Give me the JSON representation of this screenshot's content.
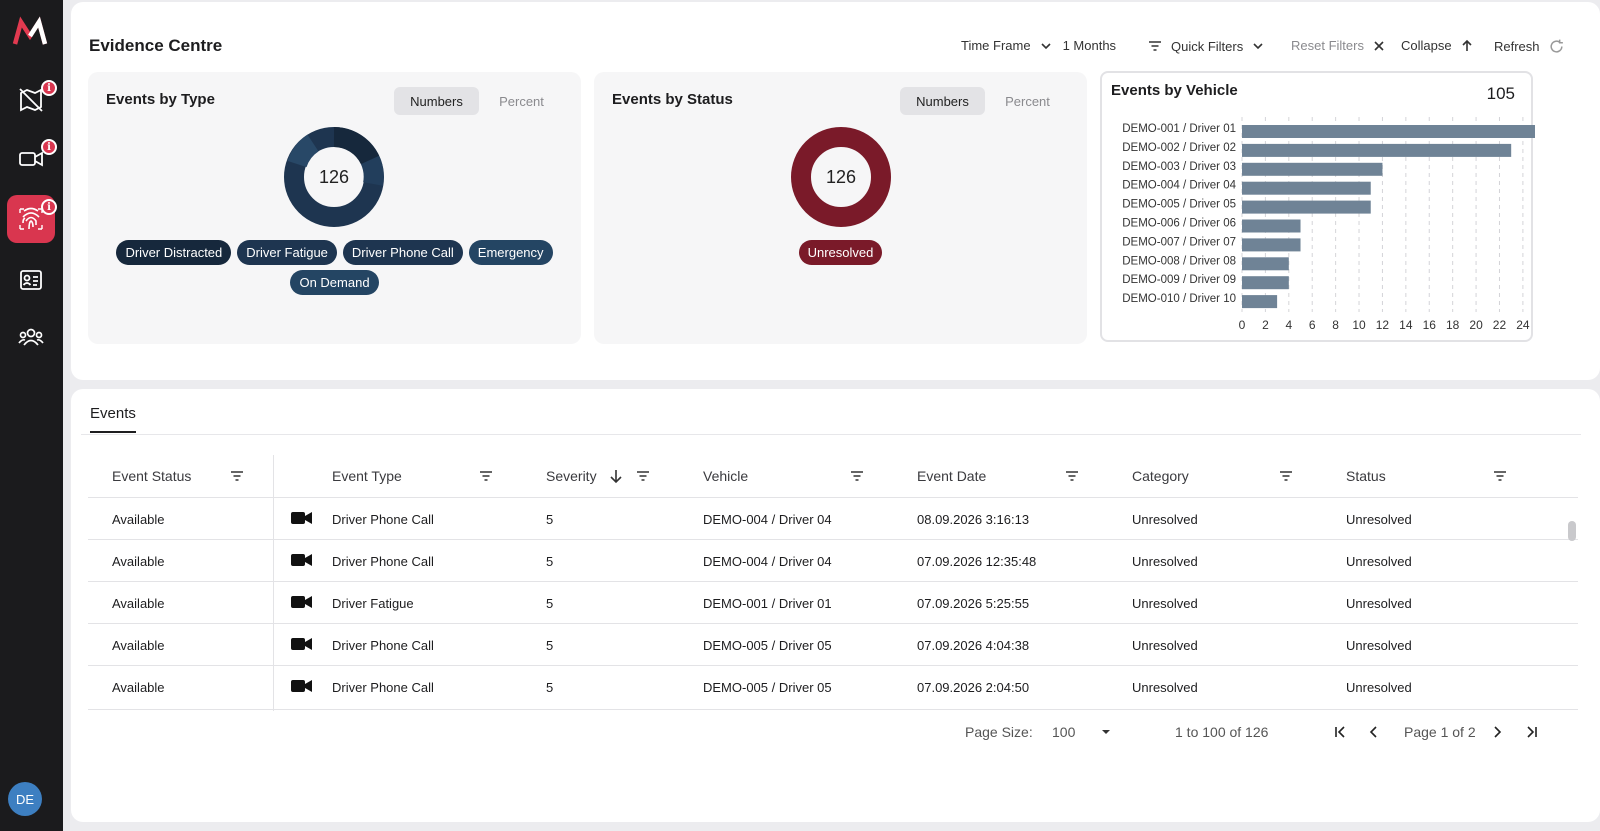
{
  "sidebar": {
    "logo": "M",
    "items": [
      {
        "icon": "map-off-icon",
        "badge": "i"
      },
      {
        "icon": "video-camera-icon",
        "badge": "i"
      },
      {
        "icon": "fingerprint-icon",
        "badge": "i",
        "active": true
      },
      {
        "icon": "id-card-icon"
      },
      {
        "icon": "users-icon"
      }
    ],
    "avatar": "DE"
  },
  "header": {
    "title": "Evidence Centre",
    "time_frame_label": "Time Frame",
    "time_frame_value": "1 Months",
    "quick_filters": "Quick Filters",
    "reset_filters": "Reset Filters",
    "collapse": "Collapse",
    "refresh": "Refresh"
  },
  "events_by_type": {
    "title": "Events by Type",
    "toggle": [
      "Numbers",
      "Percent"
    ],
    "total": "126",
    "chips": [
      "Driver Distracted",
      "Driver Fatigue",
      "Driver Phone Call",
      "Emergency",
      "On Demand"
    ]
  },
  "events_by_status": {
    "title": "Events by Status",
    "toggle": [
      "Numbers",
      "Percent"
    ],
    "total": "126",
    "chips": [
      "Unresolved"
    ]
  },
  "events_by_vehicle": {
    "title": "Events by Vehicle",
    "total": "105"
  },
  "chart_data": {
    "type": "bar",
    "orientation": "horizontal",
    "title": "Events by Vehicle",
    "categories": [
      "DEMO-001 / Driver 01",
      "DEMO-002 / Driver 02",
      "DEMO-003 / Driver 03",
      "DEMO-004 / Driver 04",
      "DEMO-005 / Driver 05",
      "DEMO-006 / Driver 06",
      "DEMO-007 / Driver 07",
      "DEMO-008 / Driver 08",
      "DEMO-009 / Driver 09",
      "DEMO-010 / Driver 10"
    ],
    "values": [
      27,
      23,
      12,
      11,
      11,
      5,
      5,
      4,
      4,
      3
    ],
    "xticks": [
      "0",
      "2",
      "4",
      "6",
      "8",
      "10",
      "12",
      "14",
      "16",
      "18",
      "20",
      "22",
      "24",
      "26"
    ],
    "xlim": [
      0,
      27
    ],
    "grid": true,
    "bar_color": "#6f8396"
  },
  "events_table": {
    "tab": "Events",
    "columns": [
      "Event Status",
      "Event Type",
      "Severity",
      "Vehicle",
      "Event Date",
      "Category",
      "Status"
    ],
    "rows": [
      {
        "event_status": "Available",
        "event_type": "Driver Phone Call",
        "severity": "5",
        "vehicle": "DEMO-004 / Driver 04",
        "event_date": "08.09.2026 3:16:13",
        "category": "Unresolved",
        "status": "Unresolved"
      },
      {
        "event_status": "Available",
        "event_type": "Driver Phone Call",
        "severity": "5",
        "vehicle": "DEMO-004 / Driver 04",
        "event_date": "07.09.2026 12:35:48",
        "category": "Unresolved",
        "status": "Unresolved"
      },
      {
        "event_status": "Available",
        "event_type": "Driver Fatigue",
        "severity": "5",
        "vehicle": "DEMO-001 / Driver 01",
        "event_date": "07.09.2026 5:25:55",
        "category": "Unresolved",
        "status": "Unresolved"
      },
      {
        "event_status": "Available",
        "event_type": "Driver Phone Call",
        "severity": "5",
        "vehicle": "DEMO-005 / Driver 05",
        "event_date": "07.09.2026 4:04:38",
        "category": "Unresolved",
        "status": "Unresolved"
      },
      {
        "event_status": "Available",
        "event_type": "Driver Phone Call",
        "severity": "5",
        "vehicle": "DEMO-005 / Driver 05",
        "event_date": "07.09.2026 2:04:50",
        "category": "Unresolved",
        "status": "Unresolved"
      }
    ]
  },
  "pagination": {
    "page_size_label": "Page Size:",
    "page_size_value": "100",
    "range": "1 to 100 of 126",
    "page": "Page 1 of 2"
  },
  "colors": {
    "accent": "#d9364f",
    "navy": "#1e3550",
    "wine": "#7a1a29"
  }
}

-- -- --

= INSTRUCTION =
Reproduce each record from above exactly; pictures do not belong in the copy.

= FINAL RESULT =
Give me the JSON representation of this screenshot's content.
{
  "sidebar": {
    "logo": "M",
    "items": [
      {
        "icon": "map-off-icon",
        "badge": "i"
      },
      {
        "icon": "video-camera-icon",
        "badge": "i"
      },
      {
        "icon": "fingerprint-icon",
        "badge": "i",
        "active": true
      },
      {
        "icon": "id-card-icon"
      },
      {
        "icon": "users-icon"
      }
    ],
    "avatar": "DE"
  },
  "header": {
    "title": "Evidence Centre",
    "time_frame_label": "Time Frame",
    "time_frame_value": "1 Months",
    "quick_filters": "Quick Filters",
    "reset_filters": "Reset Filters",
    "collapse": "Collapse",
    "refresh": "Refresh"
  },
  "events_by_type": {
    "title": "Events by Type",
    "toggle": [
      "Numbers",
      "Percent"
    ],
    "total": "126",
    "chips": [
      "Driver Distracted",
      "Driver Fatigue",
      "Driver Phone Call",
      "Emergency",
      "On Demand"
    ]
  },
  "events_by_status": {
    "title": "Events by Status",
    "toggle": [
      "Numbers",
      "Percent"
    ],
    "total": "126",
    "chips": [
      "Unresolved"
    ]
  },
  "events_by_vehicle": {
    "title": "Events by Vehicle",
    "total": "105"
  },
  "chart_data": {
    "type": "bar",
    "orientation": "horizontal",
    "title": "Events by Vehicle",
    "categories": [
      "DEMO-001 / Driver 01",
      "DEMO-002 / Driver 02",
      "DEMO-003 / Driver 03",
      "DEMO-004 / Driver 04",
      "DEMO-005 / Driver 05",
      "DEMO-006 / Driver 06",
      "DEMO-007 / Driver 07",
      "DEMO-008 / Driver 08",
      "DEMO-009 / Driver 09",
      "DEMO-010 / Driver 10"
    ],
    "values": [
      27,
      23,
      12,
      11,
      11,
      5,
      5,
      4,
      4,
      3
    ],
    "xticks": [
      "0",
      "2",
      "4",
      "6",
      "8",
      "10",
      "12",
      "14",
      "16",
      "18",
      "20",
      "22",
      "24",
      "26"
    ],
    "xlim": [
      0,
      27
    ],
    "grid": true,
    "bar_color": "#6f8396"
  },
  "events_table": {
    "tab": "Events",
    "columns": [
      "Event Status",
      "Event Type",
      "Severity",
      "Vehicle",
      "Event Date",
      "Category",
      "Status"
    ],
    "rows": [
      {
        "event_status": "Available",
        "event_type": "Driver Phone Call",
        "severity": "5",
        "vehicle": "DEMO-004 / Driver 04",
        "event_date": "08.09.2026 3:16:13",
        "category": "Unresolved",
        "status": "Unresolved"
      },
      {
        "event_status": "Available",
        "event_type": "Driver Phone Call",
        "severity": "5",
        "vehicle": "DEMO-004 / Driver 04",
        "event_date": "07.09.2026 12:35:48",
        "category": "Unresolved",
        "status": "Unresolved"
      },
      {
        "event_status": "Available",
        "event_type": "Driver Fatigue",
        "severity": "5",
        "vehicle": "DEMO-001 / Driver 01",
        "event_date": "07.09.2026 5:25:55",
        "category": "Unresolved",
        "status": "Unresolved"
      },
      {
        "event_status": "Available",
        "event_type": "Driver Phone Call",
        "severity": "5",
        "vehicle": "DEMO-005 / Driver 05",
        "event_date": "07.09.2026 4:04:38",
        "category": "Unresolved",
        "status": "Unresolved"
      },
      {
        "event_status": "Available",
        "event_type": "Driver Phone Call",
        "severity": "5",
        "vehicle": "DEMO-005 / Driver 05",
        "event_date": "07.09.2026 2:04:50",
        "category": "Unresolved",
        "status": "Unresolved"
      }
    ]
  },
  "pagination": {
    "page_size_label": "Page Size:",
    "page_size_value": "100",
    "range": "1 to 100 of 126",
    "page": "Page 1 of 2"
  },
  "colors": {
    "accent": "#d9364f",
    "navy": "#1e3550",
    "wine": "#7a1a29"
  }
}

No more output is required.